■ **Stored data**
'''

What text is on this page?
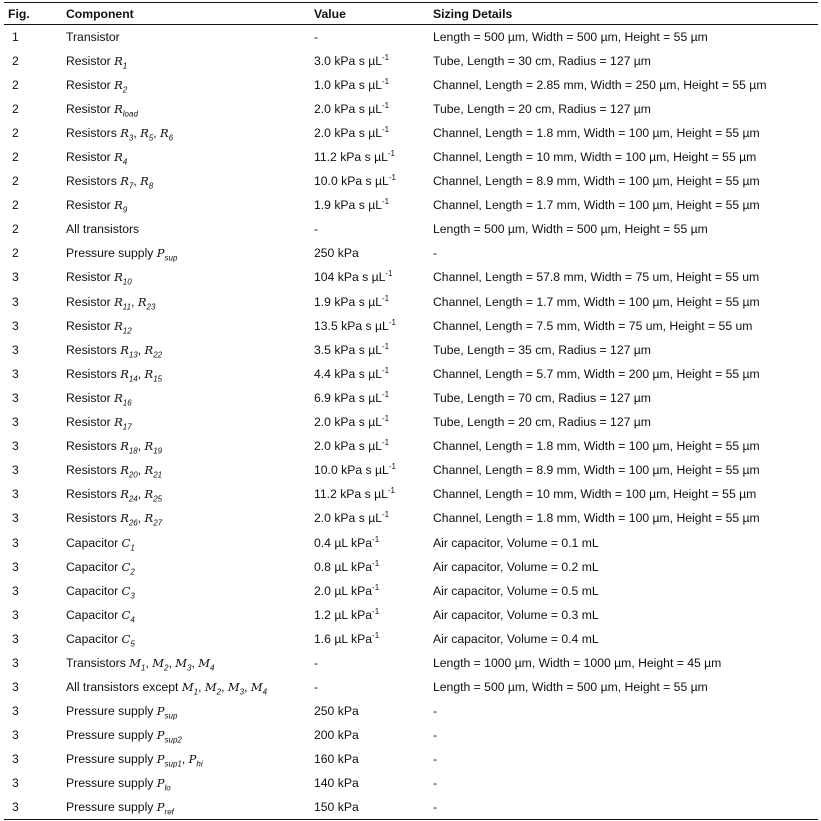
Fig.	Component	Value	Sizing Details
1	Transistor	-	Length = 500 µm, Width = 500 µm, Height = 55 µm
2	Resistor $R_1$	3.0 kPa s µL$^{-1}$	Tube, Length = 30 cm, Radius = 127 µm
2	Resistor $R_2$	1.0 kPa s µL$^{-1}$	Channel, Length = 2.85 mm, Width = 250 µm, Height = 55 µm
2	Resistor $R_{load}$	2.0 kPa s µL$^{-1}$	Tube, Length = 20 cm, Radius = 127 µm
2	Resistors $R_3$, $R_5$, $R_6$	2.0 kPa s µL$^{-1}$	Channel, Length = 1.8 mm, Width = 100 µm, Height = 55 µm
2	Resistor $R_4$	11.2 kPa s µL$^{-1}$	Channel, Length = 10 mm, Width = 100 µm, Height = 55 µm
2	Resistors $R_7$, $R_8$	10.0 kPa s µL$^{-1}$	Channel, Length = 8.9 mm, Width = 100 µm, Height = 55 µm
2	Resistor $R_9$	1.9 kPa s µL$^{-1}$	Channel, Length = 1.7 mm, Width = 100 µm, Height = 55 µm
2	All transistors	-	Length = 500 µm, Width = 500 µm, Height = 55 µm
2	Pressure supply $P_{sup}$	250 kPa	-
3	Resistor $R_{10}$	104 kPa s µL$^{-1}$	Channel, Length = 57.8 mm, Width = 75 um, Height = 55 um
3	Resistor $R_{11}$, $R_{23}$	1.9 kPa s µL$^{-1}$	Channel, Length = 1.7 mm, Width = 100 µm, Height = 55 µm
3	Resistor $R_{12}$	13.5 kPa s µL$^{-1}$	Channel, Length = 7.5 mm, Width = 75 um, Height = 55 um
3	Resistors $R_{13}$, $R_{22}$	3.5 kPa s µL$^{-1}$	Tube, Length = 35 cm, Radius = 127 µm
3	Resistors $R_{14}$, $R_{15}$	4.4 kPa s µL$^{-1}$	Channel, Length = 5.7 mm, Width = 200 µm, Height = 55 µm
3	Resistor $R_{16}$	6.9 kPa s µL$^{-1}$	Tube, Length = 70 cm, Radius = 127 µm
3	Resistor $R_{17}$	2.0 kPa s µL$^{-1}$	Tube, Length = 20 cm, Radius = 127 µm
3	Resistors $R_{18}$, $R_{19}$	2.0 kPa s µL$^{-1}$	Channel, Length = 1.8 mm, Width = 100 µm, Height = 55 µm
3	Resistors $R_{20}$, $R_{21}$	10.0 kPa s µL$^{-1}$	Channel, Length = 8.9 mm, Width = 100 µm, Height = 55 µm
3	Resistors $R_{24}$, $R_{25}$	11.2 kPa s µL$^{-1}$	Channel, Length = 10 mm, Width = 100 µm, Height = 55 µm
3	Resistors $R_{26}$, $R_{27}$	2.0 kPa s µL$^{-1}$	Channel, Length = 1.8 mm, Width = 100 µm, Height = 55 µm
3	Capacitor $C_1$	0.4 µL kPa$^{-1}$	Air capacitor, Volume = 0.1 mL
3	Capacitor $C_2$	0.8 µL kPa$^{-1}$	Air capacitor, Volume = 0.2 mL
3	Capacitor $C_3$	2.0 µL kPa$^{-1}$	Air capacitor, Volume = 0.5 mL
3	Capacitor $C_4$	1.2 µL kPa$^{-1}$	Air capacitor, Volume = 0.3 mL
3	Capacitor $C_5$	1.6 µL kPa$^{-1}$	Air capacitor, Volume = 0.4 mL
3	Transistors $M_1$, $M_2$, $M_3$, $M_4$	-	Length = 1000 µm, Width = 1000 µm, Height = 45 µm
3	All transistors except $M_1$, $M_2$, $M_3$, $M_4$	-	Length = 500 µm, Width = 500 µm, Height = 55 µm
3	Pressure supply $P_{sup}$	250 kPa	-
3	Pressure supply $P_{sup2}$	200 kPa	-
3	Pressure supply $P_{sup1}$, $P_{hi}$	160 kPa	-
3	Pressure supply $P_{lo}$	140 kPa	-
3	Pressure supply $P_{ref}$	150 kPa	-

'''

■ **Task requirements**
For each line of the entries that includes "Capacitor", show that line.

■ **Full answer**
3	Capacitor $C_1$	0.4 µL kPa$^{-1}$	Air capacitor, Volume = 0.1 mL
3	Capacitor $C_2$	0.8 µL kPa$^{-1}$	Air capacitor, Volume = 0.2 mL
3	Capacitor $C_3$	2.0 µL kPa$^{-1}$	Air capacitor, Volume = 0.5 mL
3	Capacitor $C_4$	1.2 µL kPa$^{-1}$	Air capacitor, Volume = 0.3 mL
3	Capacitor $C_5$	1.6 µL kPa$^{-1}$	Air capacitor, Volume = 0.4 mL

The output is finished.